◆ INSTRUCTION ◆
Could you write out the records below exactly as they appear?

◆ DATA SUPPLIED ◆
####

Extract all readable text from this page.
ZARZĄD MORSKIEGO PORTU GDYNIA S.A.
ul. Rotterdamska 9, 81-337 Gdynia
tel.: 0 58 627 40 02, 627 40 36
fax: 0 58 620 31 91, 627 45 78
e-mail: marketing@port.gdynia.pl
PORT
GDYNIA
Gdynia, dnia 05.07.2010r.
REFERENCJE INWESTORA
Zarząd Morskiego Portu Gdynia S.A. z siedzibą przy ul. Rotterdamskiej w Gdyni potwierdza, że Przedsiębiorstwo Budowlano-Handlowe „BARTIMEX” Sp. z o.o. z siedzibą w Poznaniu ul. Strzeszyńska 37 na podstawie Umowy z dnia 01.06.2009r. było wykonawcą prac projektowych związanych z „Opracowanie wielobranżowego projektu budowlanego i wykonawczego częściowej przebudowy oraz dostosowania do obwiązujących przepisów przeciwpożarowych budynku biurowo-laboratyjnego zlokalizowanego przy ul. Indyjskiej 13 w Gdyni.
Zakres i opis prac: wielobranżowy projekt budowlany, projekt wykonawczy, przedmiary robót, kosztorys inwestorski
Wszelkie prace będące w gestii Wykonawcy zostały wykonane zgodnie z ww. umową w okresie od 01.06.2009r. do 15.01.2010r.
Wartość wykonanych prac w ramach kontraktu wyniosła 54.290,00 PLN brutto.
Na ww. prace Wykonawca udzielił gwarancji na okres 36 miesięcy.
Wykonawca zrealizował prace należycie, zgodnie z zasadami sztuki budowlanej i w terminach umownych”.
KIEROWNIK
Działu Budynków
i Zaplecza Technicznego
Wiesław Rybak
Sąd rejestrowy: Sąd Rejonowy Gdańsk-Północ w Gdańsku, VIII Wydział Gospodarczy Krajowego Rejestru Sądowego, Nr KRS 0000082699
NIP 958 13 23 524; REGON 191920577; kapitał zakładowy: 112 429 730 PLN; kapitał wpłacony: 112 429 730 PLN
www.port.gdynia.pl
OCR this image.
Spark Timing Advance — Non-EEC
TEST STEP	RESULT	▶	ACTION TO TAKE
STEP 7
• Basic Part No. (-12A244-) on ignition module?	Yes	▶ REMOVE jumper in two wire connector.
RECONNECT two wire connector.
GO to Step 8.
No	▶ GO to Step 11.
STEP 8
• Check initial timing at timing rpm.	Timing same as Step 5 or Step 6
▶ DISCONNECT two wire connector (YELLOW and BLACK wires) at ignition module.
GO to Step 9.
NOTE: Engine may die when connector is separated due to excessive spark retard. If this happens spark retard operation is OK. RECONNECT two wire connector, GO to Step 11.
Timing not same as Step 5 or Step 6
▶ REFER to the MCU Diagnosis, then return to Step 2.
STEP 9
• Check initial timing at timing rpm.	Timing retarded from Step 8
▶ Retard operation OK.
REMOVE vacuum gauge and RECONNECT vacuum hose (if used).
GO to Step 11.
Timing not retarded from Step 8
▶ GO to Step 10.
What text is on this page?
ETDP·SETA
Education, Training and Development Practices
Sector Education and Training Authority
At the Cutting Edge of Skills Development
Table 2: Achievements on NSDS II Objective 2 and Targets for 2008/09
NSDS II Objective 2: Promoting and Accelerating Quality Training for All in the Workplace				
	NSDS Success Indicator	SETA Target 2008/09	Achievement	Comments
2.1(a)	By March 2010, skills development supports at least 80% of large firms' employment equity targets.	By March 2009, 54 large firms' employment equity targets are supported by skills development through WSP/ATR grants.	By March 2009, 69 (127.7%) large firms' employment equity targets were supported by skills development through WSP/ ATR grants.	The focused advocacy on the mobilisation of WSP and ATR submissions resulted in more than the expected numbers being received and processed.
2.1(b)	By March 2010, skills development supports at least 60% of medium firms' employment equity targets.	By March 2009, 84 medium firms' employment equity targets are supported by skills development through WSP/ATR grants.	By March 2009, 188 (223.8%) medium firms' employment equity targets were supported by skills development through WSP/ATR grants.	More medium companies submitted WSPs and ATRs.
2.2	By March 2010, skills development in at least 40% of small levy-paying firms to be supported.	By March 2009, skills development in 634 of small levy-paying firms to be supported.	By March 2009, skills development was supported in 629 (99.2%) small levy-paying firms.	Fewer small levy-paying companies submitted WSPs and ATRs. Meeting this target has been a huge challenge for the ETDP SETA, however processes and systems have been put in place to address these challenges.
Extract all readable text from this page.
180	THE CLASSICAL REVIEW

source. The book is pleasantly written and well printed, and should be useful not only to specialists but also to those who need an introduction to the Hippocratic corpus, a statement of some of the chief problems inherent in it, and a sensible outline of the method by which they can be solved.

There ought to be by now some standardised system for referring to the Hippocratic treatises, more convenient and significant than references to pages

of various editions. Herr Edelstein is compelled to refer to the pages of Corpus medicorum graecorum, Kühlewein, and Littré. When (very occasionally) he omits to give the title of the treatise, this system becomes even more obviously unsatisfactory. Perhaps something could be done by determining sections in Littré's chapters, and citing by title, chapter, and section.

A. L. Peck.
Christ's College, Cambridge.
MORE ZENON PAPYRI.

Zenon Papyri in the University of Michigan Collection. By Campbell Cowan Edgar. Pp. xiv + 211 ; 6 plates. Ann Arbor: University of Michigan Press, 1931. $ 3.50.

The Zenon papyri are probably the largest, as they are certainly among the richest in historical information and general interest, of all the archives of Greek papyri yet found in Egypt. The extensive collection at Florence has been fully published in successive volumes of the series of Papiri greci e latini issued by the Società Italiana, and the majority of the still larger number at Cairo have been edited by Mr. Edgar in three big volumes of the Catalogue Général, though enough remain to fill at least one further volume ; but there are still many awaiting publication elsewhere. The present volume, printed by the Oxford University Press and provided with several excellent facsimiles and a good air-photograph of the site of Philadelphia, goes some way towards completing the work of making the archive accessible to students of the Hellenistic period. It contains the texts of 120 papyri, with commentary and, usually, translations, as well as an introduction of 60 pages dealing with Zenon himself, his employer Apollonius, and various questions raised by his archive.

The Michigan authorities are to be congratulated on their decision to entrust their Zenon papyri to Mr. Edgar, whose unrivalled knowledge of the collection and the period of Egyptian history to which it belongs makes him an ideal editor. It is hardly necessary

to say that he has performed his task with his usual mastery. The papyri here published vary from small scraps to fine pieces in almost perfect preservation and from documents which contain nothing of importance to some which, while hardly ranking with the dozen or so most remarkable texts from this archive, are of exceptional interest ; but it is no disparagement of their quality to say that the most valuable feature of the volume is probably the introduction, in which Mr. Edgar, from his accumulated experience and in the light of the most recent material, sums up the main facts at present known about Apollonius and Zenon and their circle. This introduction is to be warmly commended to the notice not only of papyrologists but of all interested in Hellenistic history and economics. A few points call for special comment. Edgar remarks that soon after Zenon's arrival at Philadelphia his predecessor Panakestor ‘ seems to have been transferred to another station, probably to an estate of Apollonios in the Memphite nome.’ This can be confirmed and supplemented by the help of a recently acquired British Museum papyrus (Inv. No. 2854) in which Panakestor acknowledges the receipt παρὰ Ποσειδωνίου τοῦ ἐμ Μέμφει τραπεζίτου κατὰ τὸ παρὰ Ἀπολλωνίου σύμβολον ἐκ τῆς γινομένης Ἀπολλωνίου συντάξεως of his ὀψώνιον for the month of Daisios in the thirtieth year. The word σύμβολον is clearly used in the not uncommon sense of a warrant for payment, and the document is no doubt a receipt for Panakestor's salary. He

####

◆ PROBLEM SOLUTION ◆
Extract all readable text from this page.
ZARZĄD MORSKIEGO PORTU GDYNIA S.A.
ul. Rotterdamska 9, 81-337 Gdynia
tel.: 0 58 627 40 02, 627 40 36
fax: 0 58 620 31 91, 627 45 78
e-mail: marketing@port.gdynia.pl
PORT
GDYNIA
Gdynia, dnia 05.07.2010r.
REFERENCJE INWESTORA
Zarząd Morskiego Portu Gdynia S.A. z siedzibą przy ul. Rotterdamskiej w Gdyni potwierdza, że Przedsiębiorstwo Budowlano-Handlowe „BARTIMEX” Sp. z o.o. z siedzibą w Poznaniu ul. Strzeszyńska 37 na podstawie Umowy z dnia 01.06.2009r. było wykonawcą prac projektowych związanych z „Opracowanie wielobranżowego projektu budowlanego i wykonawczego częściowej przebudowy oraz dostosowania do obwiązujących przepisów przeciwpożarowych budynku biurowo-laboratyjnego zlokalizowanego przy ul. Indyjskiej 13 w Gdyni.
Zakres i opis prac: wielobranżowy projekt budowlany, projekt wykonawczy, przedmiary robót, kosztorys inwestorski
Wszelkie prace będące w gestii Wykonawcy zostały wykonane zgodnie z ww. umową w okresie od 01.06.2009r. do 15.01.2010r.
Wartość wykonanych prac w ramach kontraktu wyniosła 54.290,00 PLN brutto.
Na ww. prace Wykonawca udzielił gwarancji na okres 36 miesięcy.
Wykonawca zrealizował prace należycie, zgodnie z zasadami sztuki budowlanej i w terminach umownych”.
KIEROWNIK
Działu Budynków
i Zaplecza Technicznego
Wiesław Rybak
Sąd rejestrowy: Sąd Rejonowy Gdańsk-Północ w Gdańsku, VIII Wydział Gospodarczy Krajowego Rejestru Sądowego, Nr KRS 0000082699
NIP 958 13 23 524; REGON 191920577; kapitał zakładowy: 112 429 730 PLN; kapitał wpłacony: 112 429 730 PLN
www.port.gdynia.pl
OCR this image.
Spark Timing Advance — Non-EEC
TEST STEP	RESULT	▶	ACTION TO TAKE
STEP 7
• Basic Part No. (-12A244-) on ignition module?	Yes	▶ REMOVE jumper in two wire connector.
RECONNECT two wire connector.
GO to Step 8.
No	▶ GO to Step 11.
STEP 8
• Check initial timing at timing rpm.	Timing same as Step 5 or Step 6
▶ DISCONNECT two wire connector (YELLOW and BLACK wires) at ignition module.
GO to Step 9.
NOTE: Engine may die when connector is separated due to excessive spark retard. If this happens spark retard operation is OK. RECONNECT two wire connector, GO to Step 11.
Timing not same as Step 5 or Step 6
▶ REFER to the MCU Diagnosis, then return to Step 2.
STEP 9
• Check initial timing at timing rpm.	Timing retarded from Step 8
▶ Retard operation OK.
REMOVE vacuum gauge and RECONNECT vacuum hose (if used).
GO to Step 11.
Timing not retarded from Step 8
▶ GO to Step 10.
What text is on this page?
ETDP·SETA
Education, Training and Development Practices
Sector Education and Training Authority
At the Cutting Edge of Skills Development
Table 2: Achievements on NSDS II Objective 2 and Targets for 2008/09
NSDS II Objective 2: Promoting and Accelerating Quality Training for All in the Workplace				
	NSDS Success Indicator	SETA Target 2008/09	Achievement	Comments
2.1(a)	By March 2010, skills development supports at least 80% of large firms' employment equity targets.	By March 2009, 54 large firms' employment equity targets are supported by skills development through WSP/ATR grants.	By March 2009, 69 (127.7%) large firms' employment equity targets were supported by skills development through WSP/ ATR grants.	The focused advocacy on the mobilisation of WSP and ATR submissions resulted in more than the expected numbers being received and processed.
2.1(b)	By March 2010, skills development supports at least 60% of medium firms' employment equity targets.	By March 2009, 84 medium firms' employment equity targets are supported by skills development through WSP/ATR grants.	By March 2009, 188 (223.8%) medium firms' employment equity targets were supported by skills development through WSP/ATR grants.	More medium companies submitted WSPs and ATRs.
2.2	By March 2010, skills development in at least 40% of small levy-paying firms to be supported.	By March 2009, skills development in 634 of small levy-paying firms to be supported.	By March 2009, skills development was supported in 629 (99.2%) small levy-paying firms.	Fewer small levy-paying companies submitted WSPs and ATRs. Meeting this target has been a huge challenge for the ETDP SETA, however processes and systems have been put in place to address these challenges.
Extract all readable text from this page.
180	THE CLASSICAL REVIEW

source. The book is pleasantly written and well printed, and should be useful not only to specialists but also to those who need an introduction to the Hippocratic corpus, a statement of some of the chief problems inherent in it, and a sensible outline of the method by which they can be solved.

There ought to be by now some standardised system for referring to the Hippocratic treatises, more convenient and significant than references to pages

of various editions. Herr Edelstein is compelled to refer to the pages of Corpus medicorum graecorum, Kühlewein, and Littré. When (very occasionally) he omits to give the title of the treatise, this system becomes even more obviously unsatisfactory. Perhaps something could be done by determining sections in Littré's chapters, and citing by title, chapter, and section.

A. L. Peck.
Christ's College, Cambridge.
MORE ZENON PAPYRI.

Zenon Papyri in the University of Michigan Collection. By Campbell Cowan Edgar. Pp. xiv + 211 ; 6 plates. Ann Arbor: University of Michigan Press, 1931. $ 3.50.

The Zenon papyri are probably the largest, as they are certainly among the richest in historical information and general interest, of all the archives of Greek papyri yet found in Egypt. The extensive collection at Florence has been fully published in successive volumes of the series of Papiri greci e latini issued by the Società Italiana, and the majority of the still larger number at Cairo have been edited by Mr. Edgar in three big volumes of the Catalogue Général, though enough remain to fill at least one further volume ; but there are still many awaiting publication elsewhere. The present volume, printed by the Oxford University Press and provided with several excellent facsimiles and a good air-photograph of the site of Philadelphia, goes some way towards completing the work of making the archive accessible to students of the Hellenistic period. It contains the texts of 120 papyri, with commentary and, usually, translations, as well as an introduction of 60 pages dealing with Zenon himself, his employer Apollonius, and various questions raised by his archive.

The Michigan authorities are to be congratulated on their decision to entrust their Zenon papyri to Mr. Edgar, whose unrivalled knowledge of the collection and the period of Egyptian history to which it belongs makes him an ideal editor. It is hardly necessary

to say that he has performed his task with his usual mastery. The papyri here published vary from small scraps to fine pieces in almost perfect preservation and from documents which contain nothing of importance to some which, while hardly ranking with the dozen or so most remarkable texts from this archive, are of exceptional interest ; but it is no disparagement of their quality to say that the most valuable feature of the volume is probably the introduction, in which Mr. Edgar, from his accumulated experience and in the light of the most recent material, sums up the main facts at present known about Apollonius and Zenon and their circle. This introduction is to be warmly commended to the notice not only of papyrologists but of all interested in Hellenistic history and economics. A few points call for special comment. Edgar remarks that soon after Zenon's arrival at Philadelphia his predecessor Panakestor ‘ seems to have been transferred to another station, probably to an estate of Apollonios in the Memphite nome.’ This can be confirmed and supplemented by the help of a recently acquired British Museum papyrus (Inv. No. 2854) in which Panakestor acknowledges the receipt παρὰ Ποσειδωνίου τοῦ ἐμ Μέμφει τραπεζίτου κατὰ τὸ παρὰ Ἀπολλωνίου σύμβολον ἐκ τῆς γινομένης Ἀπολλωνίου συντάξεως of his ὀψώνιον for the month of Daisios in the thirtieth year. The word σύμβολον is clearly used in the not uncommon sense of a warrant for payment, and the document is no doubt a receipt for Panakestor's salary. He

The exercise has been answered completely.